**WORK TO BE COMPLETED**
Leave out the pictures and repeat the data exactly.
- - - - -
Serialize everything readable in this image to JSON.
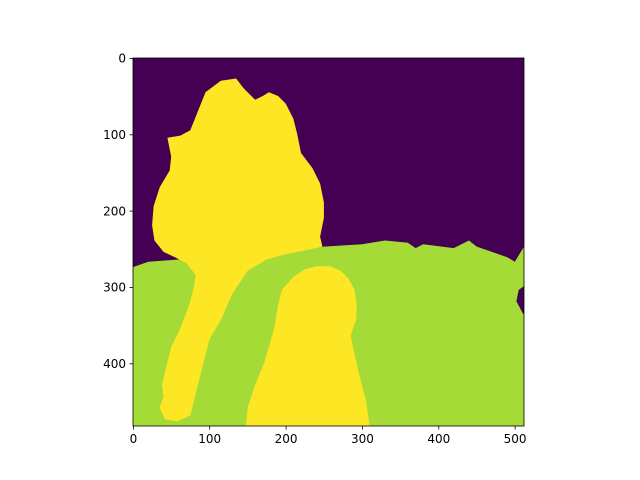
{
  "chart_data": {
    "type": "heatmap",
    "title": "",
    "xlabel": "",
    "ylabel": "",
    "xlim": [
      0,
      512
    ],
    "ylim": [
      484,
      0
    ],
    "x_ticks": [
      "0",
      "100",
      "200",
      "300",
      "400",
      "500"
    ],
    "y_ticks": [
      "0",
      "100",
      "200",
      "300",
      "400"
    ],
    "x_tick_values": [
      0,
      100,
      200,
      300,
      400,
      500
    ],
    "y_tick_values": [
      0,
      100,
      200,
      300,
      400
    ],
    "colormap": "viridis",
    "classes": [
      {
        "value": 0,
        "color": "#440154"
      },
      {
        "value": 1,
        "color": "#a5db36"
      },
      {
        "value": 2,
        "color": "#fde725"
      }
    ],
    "grid": false,
    "regions": {
      "ground": [
        [
          0,
          275
        ],
        [
          20,
          268
        ],
        [
          60,
          265
        ],
        [
          120,
          262
        ],
        [
          190,
          255
        ],
        [
          250,
          248
        ],
        [
          300,
          245
        ],
        [
          330,
          240
        ],
        [
          360,
          243
        ],
        [
          370,
          250
        ],
        [
          380,
          245
        ],
        [
          420,
          250
        ],
        [
          440,
          240
        ],
        [
          450,
          248
        ],
        [
          470,
          255
        ],
        [
          490,
          262
        ],
        [
          500,
          268
        ],
        [
          512,
          248
        ],
        [
          512,
          484
        ],
        [
          0,
          484
        ]
      ],
      "upper_figure": [
        [
          62,
          102
        ],
        [
          75,
          95
        ],
        [
          85,
          70
        ],
        [
          95,
          45
        ],
        [
          115,
          30
        ],
        [
          135,
          27
        ],
        [
          145,
          40
        ],
        [
          160,
          55
        ],
        [
          170,
          50
        ],
        [
          178,
          45
        ],
        [
          190,
          50
        ],
        [
          200,
          60
        ],
        [
          210,
          80
        ],
        [
          215,
          100
        ],
        [
          220,
          125
        ],
        [
          235,
          145
        ],
        [
          245,
          165
        ],
        [
          250,
          190
        ],
        [
          250,
          210
        ],
        [
          245,
          235
        ],
        [
          248,
          248
        ],
        [
          230,
          252
        ],
        [
          200,
          258
        ],
        [
          175,
          265
        ],
        [
          150,
          280
        ],
        [
          130,
          310
        ],
        [
          115,
          345
        ],
        [
          100,
          370
        ],
        [
          90,
          410
        ],
        [
          80,
          450
        ],
        [
          75,
          470
        ],
        [
          58,
          478
        ],
        [
          42,
          475
        ],
        [
          35,
          460
        ],
        [
          40,
          445
        ],
        [
          38,
          430
        ],
        [
          45,
          400
        ],
        [
          50,
          380
        ],
        [
          60,
          360
        ],
        [
          68,
          340
        ],
        [
          75,
          320
        ],
        [
          80,
          300
        ],
        [
          82,
          285
        ],
        [
          70,
          270
        ],
        [
          55,
          262
        ],
        [
          40,
          255
        ],
        [
          28,
          240
        ],
        [
          25,
          220
        ],
        [
          27,
          195
        ],
        [
          35,
          170
        ],
        [
          48,
          148
        ],
        [
          50,
          130
        ],
        [
          45,
          105
        ]
      ],
      "lower_figure": [
        [
          148,
          484
        ],
        [
          150,
          460
        ],
        [
          160,
          430
        ],
        [
          172,
          400
        ],
        [
          178,
          380
        ],
        [
          185,
          355
        ],
        [
          190,
          325
        ],
        [
          195,
          305
        ],
        [
          210,
          288
        ],
        [
          225,
          278
        ],
        [
          240,
          274
        ],
        [
          258,
          274
        ],
        [
          272,
          280
        ],
        [
          282,
          290
        ],
        [
          290,
          305
        ],
        [
          293,
          325
        ],
        [
          292,
          345
        ],
        [
          285,
          365
        ],
        [
          290,
          390
        ],
        [
          297,
          420
        ],
        [
          305,
          450
        ],
        [
          310,
          484
        ]
      ],
      "right_patch": [
        [
          512,
          300
        ],
        [
          505,
          305
        ],
        [
          502,
          320
        ],
        [
          510,
          335
        ],
        [
          512,
          338
        ]
      ]
    }
  }
}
- - - - -
**RESPONSE**
Serialize everything readable in this image to JSON.
{
  "chart_data": {
    "type": "heatmap",
    "title": "",
    "xlabel": "",
    "ylabel": "",
    "xlim": [
      0,
      512
    ],
    "ylim": [
      484,
      0
    ],
    "x_ticks": [
      "0",
      "100",
      "200",
      "300",
      "400",
      "500"
    ],
    "y_ticks": [
      "0",
      "100",
      "200",
      "300",
      "400"
    ],
    "x_tick_values": [
      0,
      100,
      200,
      300,
      400,
      500
    ],
    "y_tick_values": [
      0,
      100,
      200,
      300,
      400
    ],
    "colormap": "viridis",
    "classes": [
      {
        "value": 0,
        "color": "#440154"
      },
      {
        "value": 1,
        "color": "#a5db36"
      },
      {
        "value": 2,
        "color": "#fde725"
      }
    ],
    "grid": false,
    "regions": {
      "ground": [
        [
          0,
          275
        ],
        [
          20,
          268
        ],
        [
          60,
          265
        ],
        [
          120,
          262
        ],
        [
          190,
          255
        ],
        [
          250,
          248
        ],
        [
          300,
          245
        ],
        [
          330,
          240
        ],
        [
          360,
          243
        ],
        [
          370,
          250
        ],
        [
          380,
          245
        ],
        [
          420,
          250
        ],
        [
          440,
          240
        ],
        [
          450,
          248
        ],
        [
          470,
          255
        ],
        [
          490,
          262
        ],
        [
          500,
          268
        ],
        [
          512,
          248
        ],
        [
          512,
          484
        ],
        [
          0,
          484
        ]
      ],
      "upper_figure": [
        [
          62,
          102
        ],
        [
          75,
          95
        ],
        [
          85,
          70
        ],
        [
          95,
          45
        ],
        [
          115,
          30
        ],
        [
          135,
          27
        ],
        [
          145,
          40
        ],
        [
          160,
          55
        ],
        [
          170,
          50
        ],
        [
          178,
          45
        ],
        [
          190,
          50
        ],
        [
          200,
          60
        ],
        [
          210,
          80
        ],
        [
          215,
          100
        ],
        [
          220,
          125
        ],
        [
          235,
          145
        ],
        [
          245,
          165
        ],
        [
          250,
          190
        ],
        [
          250,
          210
        ],
        [
          245,
          235
        ],
        [
          248,
          248
        ],
        [
          230,
          252
        ],
        [
          200,
          258
        ],
        [
          175,
          265
        ],
        [
          150,
          280
        ],
        [
          130,
          310
        ],
        [
          115,
          345
        ],
        [
          100,
          370
        ],
        [
          90,
          410
        ],
        [
          80,
          450
        ],
        [
          75,
          470
        ],
        [
          58,
          478
        ],
        [
          42,
          475
        ],
        [
          35,
          460
        ],
        [
          40,
          445
        ],
        [
          38,
          430
        ],
        [
          45,
          400
        ],
        [
          50,
          380
        ],
        [
          60,
          360
        ],
        [
          68,
          340
        ],
        [
          75,
          320
        ],
        [
          80,
          300
        ],
        [
          82,
          285
        ],
        [
          70,
          270
        ],
        [
          55,
          262
        ],
        [
          40,
          255
        ],
        [
          28,
          240
        ],
        [
          25,
          220
        ],
        [
          27,
          195
        ],
        [
          35,
          170
        ],
        [
          48,
          148
        ],
        [
          50,
          130
        ],
        [
          45,
          105
        ]
      ],
      "lower_figure": [
        [
          148,
          484
        ],
        [
          150,
          460
        ],
        [
          160,
          430
        ],
        [
          172,
          400
        ],
        [
          178,
          380
        ],
        [
          185,
          355
        ],
        [
          190,
          325
        ],
        [
          195,
          305
        ],
        [
          210,
          288
        ],
        [
          225,
          278
        ],
        [
          240,
          274
        ],
        [
          258,
          274
        ],
        [
          272,
          280
        ],
        [
          282,
          290
        ],
        [
          290,
          305
        ],
        [
          293,
          325
        ],
        [
          292,
          345
        ],
        [
          285,
          365
        ],
        [
          290,
          390
        ],
        [
          297,
          420
        ],
        [
          305,
          450
        ],
        [
          310,
          484
        ]
      ],
      "right_patch": [
        [
          512,
          300
        ],
        [
          505,
          305
        ],
        [
          502,
          320
        ],
        [
          510,
          335
        ],
        [
          512,
          338
        ]
      ]
    }
  }
}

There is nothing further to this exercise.